SHORT EXERCISE:
Revise the data below by replacing every instance of "Counts" with "Frequency" and changing nothing else. Leave the pictures out of your answer.
··· DATA PROVIDED
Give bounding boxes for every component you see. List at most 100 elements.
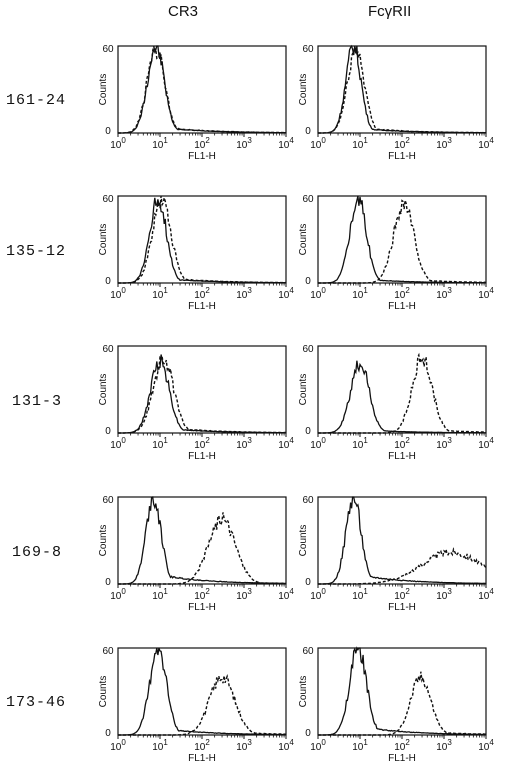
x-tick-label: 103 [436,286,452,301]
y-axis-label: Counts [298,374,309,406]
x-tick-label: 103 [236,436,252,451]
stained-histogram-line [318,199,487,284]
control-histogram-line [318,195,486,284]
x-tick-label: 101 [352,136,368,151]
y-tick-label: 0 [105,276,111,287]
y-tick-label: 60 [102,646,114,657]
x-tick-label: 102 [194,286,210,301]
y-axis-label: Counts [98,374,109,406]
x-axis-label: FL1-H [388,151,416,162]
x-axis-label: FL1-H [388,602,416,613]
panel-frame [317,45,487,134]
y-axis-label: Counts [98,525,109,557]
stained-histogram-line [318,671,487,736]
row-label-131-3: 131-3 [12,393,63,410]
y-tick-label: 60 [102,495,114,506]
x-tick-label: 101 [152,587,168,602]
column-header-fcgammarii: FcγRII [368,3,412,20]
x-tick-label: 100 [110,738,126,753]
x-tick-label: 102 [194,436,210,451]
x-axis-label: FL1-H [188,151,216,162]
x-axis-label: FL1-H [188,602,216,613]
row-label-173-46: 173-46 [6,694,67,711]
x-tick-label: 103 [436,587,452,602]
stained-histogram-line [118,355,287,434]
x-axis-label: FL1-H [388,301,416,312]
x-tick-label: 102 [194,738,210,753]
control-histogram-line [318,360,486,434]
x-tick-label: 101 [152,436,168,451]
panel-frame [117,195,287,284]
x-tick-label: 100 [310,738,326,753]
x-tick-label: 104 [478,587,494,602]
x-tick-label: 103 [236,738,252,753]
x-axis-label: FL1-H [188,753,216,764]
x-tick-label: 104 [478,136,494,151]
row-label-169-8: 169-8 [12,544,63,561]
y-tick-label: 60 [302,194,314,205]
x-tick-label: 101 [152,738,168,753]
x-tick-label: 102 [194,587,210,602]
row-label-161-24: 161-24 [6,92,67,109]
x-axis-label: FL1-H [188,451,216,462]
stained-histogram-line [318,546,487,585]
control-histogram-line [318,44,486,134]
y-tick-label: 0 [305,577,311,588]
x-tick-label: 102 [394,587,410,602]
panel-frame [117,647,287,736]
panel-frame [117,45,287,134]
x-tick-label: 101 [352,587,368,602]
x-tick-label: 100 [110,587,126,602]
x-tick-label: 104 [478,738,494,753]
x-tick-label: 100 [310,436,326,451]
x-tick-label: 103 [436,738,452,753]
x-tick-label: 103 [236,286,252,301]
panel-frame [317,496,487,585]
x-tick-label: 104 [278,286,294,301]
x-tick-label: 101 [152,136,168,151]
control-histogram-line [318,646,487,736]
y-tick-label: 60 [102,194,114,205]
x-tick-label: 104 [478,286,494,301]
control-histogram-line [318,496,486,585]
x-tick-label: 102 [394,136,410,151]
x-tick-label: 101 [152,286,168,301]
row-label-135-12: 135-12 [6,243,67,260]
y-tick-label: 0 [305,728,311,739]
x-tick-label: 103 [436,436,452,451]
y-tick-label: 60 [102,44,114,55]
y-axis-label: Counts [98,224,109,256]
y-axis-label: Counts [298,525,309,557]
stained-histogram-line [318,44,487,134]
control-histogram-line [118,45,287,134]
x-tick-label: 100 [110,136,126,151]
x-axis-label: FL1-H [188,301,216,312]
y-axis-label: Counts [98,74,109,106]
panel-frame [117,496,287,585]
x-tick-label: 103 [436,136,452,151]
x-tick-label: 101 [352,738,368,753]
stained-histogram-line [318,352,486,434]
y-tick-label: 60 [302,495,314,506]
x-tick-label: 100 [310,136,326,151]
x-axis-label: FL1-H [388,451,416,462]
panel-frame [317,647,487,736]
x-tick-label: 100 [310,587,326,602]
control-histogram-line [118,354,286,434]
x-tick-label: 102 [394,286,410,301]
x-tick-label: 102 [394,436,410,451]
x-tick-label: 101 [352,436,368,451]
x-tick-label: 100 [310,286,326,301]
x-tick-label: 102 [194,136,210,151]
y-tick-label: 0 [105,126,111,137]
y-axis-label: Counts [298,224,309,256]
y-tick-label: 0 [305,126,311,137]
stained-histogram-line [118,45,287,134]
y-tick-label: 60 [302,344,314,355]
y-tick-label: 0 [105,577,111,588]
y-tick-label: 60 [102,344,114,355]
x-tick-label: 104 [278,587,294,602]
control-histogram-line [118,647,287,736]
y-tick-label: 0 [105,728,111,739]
······
EXERCISE SOLUTION:
Give bounding boxes for every component you see. List at most 100 elements.
x-tick-label: 103 [436,286,452,301]
y-axis-label: Frequency [298,374,309,406]
x-tick-label: 103 [236,436,252,451]
stained-histogram-line [318,199,487,284]
control-histogram-line [318,195,486,284]
x-tick-label: 101 [352,136,368,151]
y-tick-label: 0 [105,276,111,287]
y-tick-label: 60 [102,646,114,657]
x-tick-label: 102 [194,286,210,301]
y-axis-label: Frequency [98,374,109,406]
x-axis-label: FL1-H [388,151,416,162]
x-axis-label: FL1-H [388,602,416,613]
panel-frame [317,45,487,134]
y-axis-label: Frequency [98,525,109,557]
stained-histogram-line [318,671,487,736]
row-label-131-3: 131-3 [12,393,63,410]
y-tick-label: 60 [102,495,114,506]
x-tick-label: 101 [152,587,168,602]
column-header-fcgammarii: FcγRII [368,3,412,20]
x-tick-label: 100 [110,738,126,753]
x-tick-label: 102 [194,436,210,451]
x-axis-label: FL1-H [188,151,216,162]
x-axis-label: FL1-H [188,602,216,613]
row-label-173-46: 173-46 [6,694,67,711]
x-tick-label: 103 [436,587,452,602]
stained-histogram-line [118,355,287,434]
x-axis-label: FL1-H [388,301,416,312]
x-tick-label: 102 [194,738,210,753]
control-histogram-line [318,360,486,434]
x-tick-label: 101 [152,436,168,451]
panel-frame [117,195,287,284]
x-tick-label: 100 [310,738,326,753]
x-tick-label: 104 [478,587,494,602]
x-tick-label: 103 [236,738,252,753]
x-axis-label: FL1-H [188,753,216,764]
x-tick-label: 104 [478,136,494,151]
row-label-169-8: 169-8 [12,544,63,561]
y-tick-label: 60 [302,194,314,205]
x-tick-label: 101 [152,738,168,753]
x-tick-label: 102 [194,587,210,602]
row-label-161-24: 161-24 [6,92,67,109]
x-axis-label: FL1-H [188,451,216,462]
stained-histogram-line [318,546,487,585]
control-histogram-line [318,44,486,134]
y-tick-label: 0 [305,577,311,588]
x-tick-label: 102 [394,587,410,602]
panel-frame [117,647,287,736]
panel-frame [117,45,287,134]
x-tick-label: 101 [352,587,368,602]
x-tick-label: 100 [110,587,126,602]
x-tick-label: 104 [478,738,494,753]
x-tick-label: 100 [310,436,326,451]
x-tick-label: 103 [436,738,452,753]
x-tick-label: 103 [236,286,252,301]
panel-frame [317,496,487,585]
x-tick-label: 104 [278,286,294,301]
x-tick-label: 101 [152,136,168,151]
control-histogram-line [318,646,487,736]
y-tick-label: 60 [102,194,114,205]
x-tick-label: 104 [478,286,494,301]
control-histogram-line [318,496,486,585]
x-tick-label: 102 [394,136,410,151]
x-tick-label: 101 [152,286,168,301]
row-label-135-12: 135-12 [6,243,67,260]
y-tick-label: 0 [305,728,311,739]
x-tick-label: 103 [436,436,452,451]
y-tick-label: 60 [102,44,114,55]
y-axis-label: Frequency [98,224,109,256]
y-axis-label: Frequency [298,525,309,557]
stained-histogram-line [318,44,487,134]
control-histogram-line [118,45,287,134]
x-tick-label: 100 [110,136,126,151]
x-axis-label: FL1-H [188,301,216,312]
y-axis-label: Frequency [98,74,109,106]
panel-frame [117,496,287,585]
x-tick-label: 103 [436,136,452,151]
x-tick-label: 101 [352,738,368,753]
stained-histogram-line [318,352,486,434]
y-tick-label: 60 [302,495,314,506]
x-tick-label: 100 [310,136,326,151]
x-axis-label: FL1-H [388,451,416,462]
panel-frame [317,647,487,736]
x-tick-label: 100 [310,587,326,602]
control-histogram-line [118,354,286,434]
x-tick-label: 102 [394,286,410,301]
x-tick-label: 102 [394,436,410,451]
x-tick-label: 101 [352,436,368,451]
x-tick-label: 100 [310,286,326,301]
x-tick-label: 102 [194,136,210,151]
y-tick-label: 0 [105,126,111,137]
y-axis-label: Frequency [298,224,309,256]
y-tick-label: 0 [305,126,311,137]
stained-histogram-line [118,45,287,134]
y-tick-label: 60 [302,344,314,355]
y-tick-label: 0 [105,577,111,588]
y-tick-label: 60 [102,344,114,355]
x-tick-label: 104 [278,587,294,602]
control-histogram-line [118,647,287,736]
y-tick-label: 0 [105,728,111,739]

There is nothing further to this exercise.